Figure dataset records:
━━━━━━━━━━━━━━━━

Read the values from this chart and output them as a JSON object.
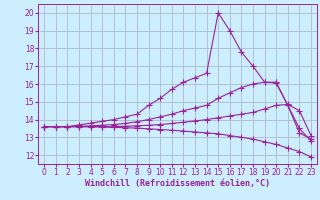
{
  "bg_color": "#cceeff",
  "grid_color": "#aabbcc",
  "line_color": "#992299",
  "marker": "+",
  "markersize": 4,
  "linewidth": 0.8,
  "xlabel": "Windchill (Refroidissement éolien,°C)",
  "xlabel_fontsize": 6,
  "tick_fontsize": 5.5,
  "xlim": [
    -0.5,
    23.5
  ],
  "ylim": [
    11.5,
    20.5
  ],
  "yticks": [
    12,
    13,
    14,
    15,
    16,
    17,
    18,
    19,
    20
  ],
  "xticks": [
    0,
    1,
    2,
    3,
    4,
    5,
    6,
    7,
    8,
    9,
    10,
    11,
    12,
    13,
    14,
    15,
    16,
    17,
    18,
    19,
    20,
    21,
    22,
    23
  ],
  "line1_x": [
    0,
    1,
    2,
    3,
    4,
    5,
    6,
    7,
    8,
    9,
    10,
    11,
    12,
    13,
    14,
    15,
    16,
    17,
    18,
    19,
    20,
    21,
    22,
    23
  ],
  "line1_y": [
    13.6,
    13.6,
    13.6,
    13.7,
    13.8,
    13.9,
    14.0,
    14.15,
    14.3,
    14.8,
    15.2,
    15.7,
    16.1,
    16.35,
    16.6,
    20.0,
    19.0,
    17.8,
    17.0,
    16.1,
    16.05,
    14.8,
    13.25,
    12.9
  ],
  "line2_x": [
    0,
    1,
    2,
    3,
    4,
    5,
    6,
    7,
    8,
    9,
    10,
    11,
    12,
    13,
    14,
    15,
    16,
    17,
    18,
    19,
    20,
    21,
    22,
    23
  ],
  "line2_y": [
    13.6,
    13.6,
    13.6,
    13.62,
    13.65,
    13.68,
    13.72,
    13.78,
    13.88,
    14.0,
    14.15,
    14.3,
    14.5,
    14.65,
    14.8,
    15.2,
    15.5,
    15.8,
    16.0,
    16.1,
    16.1,
    14.8,
    13.5,
    12.8
  ],
  "line3_x": [
    0,
    1,
    2,
    3,
    4,
    5,
    6,
    7,
    8,
    9,
    10,
    11,
    12,
    13,
    14,
    15,
    16,
    17,
    18,
    19,
    20,
    21,
    22,
    23
  ],
  "line3_y": [
    13.6,
    13.6,
    13.6,
    13.6,
    13.6,
    13.6,
    13.6,
    13.62,
    13.65,
    13.68,
    13.72,
    13.78,
    13.85,
    13.92,
    14.0,
    14.1,
    14.2,
    14.3,
    14.4,
    14.6,
    14.8,
    14.85,
    14.5,
    13.1
  ],
  "line4_x": [
    0,
    1,
    2,
    3,
    4,
    5,
    6,
    7,
    8,
    9,
    10,
    11,
    12,
    13,
    14,
    15,
    16,
    17,
    18,
    19,
    20,
    21,
    22,
    23
  ],
  "line4_y": [
    13.6,
    13.6,
    13.6,
    13.6,
    13.6,
    13.58,
    13.56,
    13.54,
    13.52,
    13.48,
    13.44,
    13.4,
    13.35,
    13.3,
    13.25,
    13.2,
    13.1,
    13.0,
    12.9,
    12.75,
    12.6,
    12.4,
    12.2,
    11.9
  ]
}
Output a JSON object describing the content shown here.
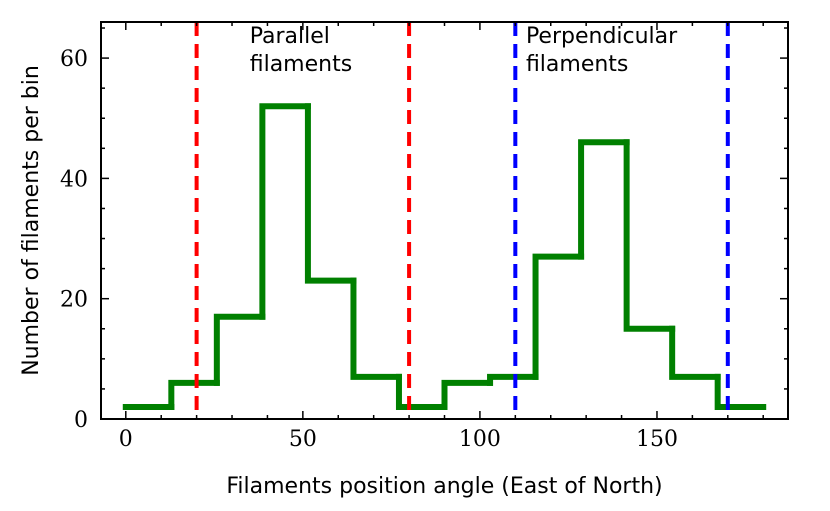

━━━━━━━━━━━━━━━━

| Task requirements |
Only a number is wanted: how many lines contain "object"?

| Exercise answer |
2